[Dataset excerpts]
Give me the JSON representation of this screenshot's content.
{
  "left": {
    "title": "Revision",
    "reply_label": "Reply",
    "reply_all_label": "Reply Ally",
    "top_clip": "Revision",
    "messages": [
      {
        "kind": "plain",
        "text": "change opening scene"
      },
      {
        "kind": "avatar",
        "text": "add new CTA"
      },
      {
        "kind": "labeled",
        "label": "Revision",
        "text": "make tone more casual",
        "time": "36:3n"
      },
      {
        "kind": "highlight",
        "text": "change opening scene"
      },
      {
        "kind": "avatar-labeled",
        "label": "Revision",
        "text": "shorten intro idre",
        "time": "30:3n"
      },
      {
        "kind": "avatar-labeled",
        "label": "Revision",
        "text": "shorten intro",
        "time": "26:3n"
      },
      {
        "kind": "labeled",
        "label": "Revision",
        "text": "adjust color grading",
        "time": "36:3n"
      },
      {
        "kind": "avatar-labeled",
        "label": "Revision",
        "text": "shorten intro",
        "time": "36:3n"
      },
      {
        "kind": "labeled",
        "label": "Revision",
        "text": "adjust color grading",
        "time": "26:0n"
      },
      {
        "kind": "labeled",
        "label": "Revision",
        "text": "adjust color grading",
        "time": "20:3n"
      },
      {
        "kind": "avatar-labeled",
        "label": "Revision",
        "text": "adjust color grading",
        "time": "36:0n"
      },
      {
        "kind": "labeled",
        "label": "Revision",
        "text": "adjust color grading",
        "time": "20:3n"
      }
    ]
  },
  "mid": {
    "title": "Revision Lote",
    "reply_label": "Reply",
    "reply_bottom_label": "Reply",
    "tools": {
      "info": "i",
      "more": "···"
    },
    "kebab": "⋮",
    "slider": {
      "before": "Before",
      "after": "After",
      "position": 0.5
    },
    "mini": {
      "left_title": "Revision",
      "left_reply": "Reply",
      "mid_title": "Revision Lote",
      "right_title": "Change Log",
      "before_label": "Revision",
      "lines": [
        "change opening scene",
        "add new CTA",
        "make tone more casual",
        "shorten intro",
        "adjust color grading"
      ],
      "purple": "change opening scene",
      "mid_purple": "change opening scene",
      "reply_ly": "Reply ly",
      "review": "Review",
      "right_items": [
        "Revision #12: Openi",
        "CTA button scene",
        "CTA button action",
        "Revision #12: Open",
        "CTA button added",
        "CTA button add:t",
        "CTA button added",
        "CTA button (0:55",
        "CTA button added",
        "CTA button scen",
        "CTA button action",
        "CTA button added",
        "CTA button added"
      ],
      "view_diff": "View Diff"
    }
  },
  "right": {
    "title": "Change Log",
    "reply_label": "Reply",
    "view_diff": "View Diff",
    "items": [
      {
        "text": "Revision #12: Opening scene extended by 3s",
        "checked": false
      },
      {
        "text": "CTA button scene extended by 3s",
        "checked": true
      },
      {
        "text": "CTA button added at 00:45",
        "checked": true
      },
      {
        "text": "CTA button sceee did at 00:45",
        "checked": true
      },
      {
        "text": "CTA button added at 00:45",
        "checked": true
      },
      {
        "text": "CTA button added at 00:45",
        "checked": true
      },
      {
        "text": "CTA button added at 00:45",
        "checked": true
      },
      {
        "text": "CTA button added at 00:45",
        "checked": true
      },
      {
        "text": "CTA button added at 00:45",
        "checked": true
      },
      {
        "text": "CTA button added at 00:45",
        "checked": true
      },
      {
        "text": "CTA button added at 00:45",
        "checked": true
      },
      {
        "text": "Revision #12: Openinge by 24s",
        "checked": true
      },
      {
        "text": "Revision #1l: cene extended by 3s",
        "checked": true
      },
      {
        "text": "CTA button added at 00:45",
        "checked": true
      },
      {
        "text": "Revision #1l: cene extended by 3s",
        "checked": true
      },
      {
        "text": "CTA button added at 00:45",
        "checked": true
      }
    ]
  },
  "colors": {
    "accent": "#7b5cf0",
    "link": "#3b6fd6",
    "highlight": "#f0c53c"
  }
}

Given exercise ▸ Look through the data above. Find each line with the string "extended" and copy it.

Output ▸
        "text": "Revision #12: Opening scene extended by 3s",
        "text": "CTA button scene extended by 3s",
        "text": "Revision #1l: cene extended by 3s",
        "text": "Revision #1l: cene extended by 3s",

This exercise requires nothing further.